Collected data
────────────────────
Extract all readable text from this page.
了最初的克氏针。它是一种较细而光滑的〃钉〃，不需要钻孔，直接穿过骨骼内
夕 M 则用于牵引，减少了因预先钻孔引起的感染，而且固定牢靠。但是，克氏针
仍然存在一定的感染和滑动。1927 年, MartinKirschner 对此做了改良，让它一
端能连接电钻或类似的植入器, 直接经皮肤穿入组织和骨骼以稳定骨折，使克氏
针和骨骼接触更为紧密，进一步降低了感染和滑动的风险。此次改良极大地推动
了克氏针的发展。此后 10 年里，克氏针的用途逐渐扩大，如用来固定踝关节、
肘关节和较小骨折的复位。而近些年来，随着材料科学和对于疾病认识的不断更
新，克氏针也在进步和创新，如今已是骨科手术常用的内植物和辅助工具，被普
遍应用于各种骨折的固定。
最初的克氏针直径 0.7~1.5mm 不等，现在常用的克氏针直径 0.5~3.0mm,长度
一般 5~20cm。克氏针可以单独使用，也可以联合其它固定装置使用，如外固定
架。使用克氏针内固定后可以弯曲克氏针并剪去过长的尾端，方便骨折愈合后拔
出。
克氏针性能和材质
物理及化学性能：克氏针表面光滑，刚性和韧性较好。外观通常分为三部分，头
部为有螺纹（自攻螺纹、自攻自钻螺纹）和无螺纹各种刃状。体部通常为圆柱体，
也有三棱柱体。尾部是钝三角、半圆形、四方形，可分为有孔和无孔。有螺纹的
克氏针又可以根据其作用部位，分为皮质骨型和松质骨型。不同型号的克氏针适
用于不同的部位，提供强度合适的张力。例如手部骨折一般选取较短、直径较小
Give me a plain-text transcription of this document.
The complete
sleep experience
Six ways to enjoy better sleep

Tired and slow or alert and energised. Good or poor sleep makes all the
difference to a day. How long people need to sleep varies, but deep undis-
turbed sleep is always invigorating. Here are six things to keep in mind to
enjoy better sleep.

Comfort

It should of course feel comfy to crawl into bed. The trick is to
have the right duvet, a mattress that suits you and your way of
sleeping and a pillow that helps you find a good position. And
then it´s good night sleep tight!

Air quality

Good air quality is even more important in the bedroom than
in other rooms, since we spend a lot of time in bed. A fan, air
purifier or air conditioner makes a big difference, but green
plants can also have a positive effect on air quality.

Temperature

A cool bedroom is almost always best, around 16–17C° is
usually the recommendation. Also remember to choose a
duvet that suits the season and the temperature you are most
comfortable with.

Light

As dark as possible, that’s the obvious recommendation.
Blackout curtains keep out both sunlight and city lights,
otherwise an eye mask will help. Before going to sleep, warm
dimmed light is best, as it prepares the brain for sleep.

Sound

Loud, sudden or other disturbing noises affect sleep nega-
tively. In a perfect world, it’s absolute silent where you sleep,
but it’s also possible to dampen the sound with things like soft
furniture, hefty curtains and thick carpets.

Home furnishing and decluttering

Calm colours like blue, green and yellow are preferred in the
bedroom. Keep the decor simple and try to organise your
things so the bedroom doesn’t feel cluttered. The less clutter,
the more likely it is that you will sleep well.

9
────────────────────
## What is being asked
Find the word "will" and list each line it appears in.

## Task solution
otherwise an eye mask will help. Before going to sleep, warm
the more likely it is that you will sleep well.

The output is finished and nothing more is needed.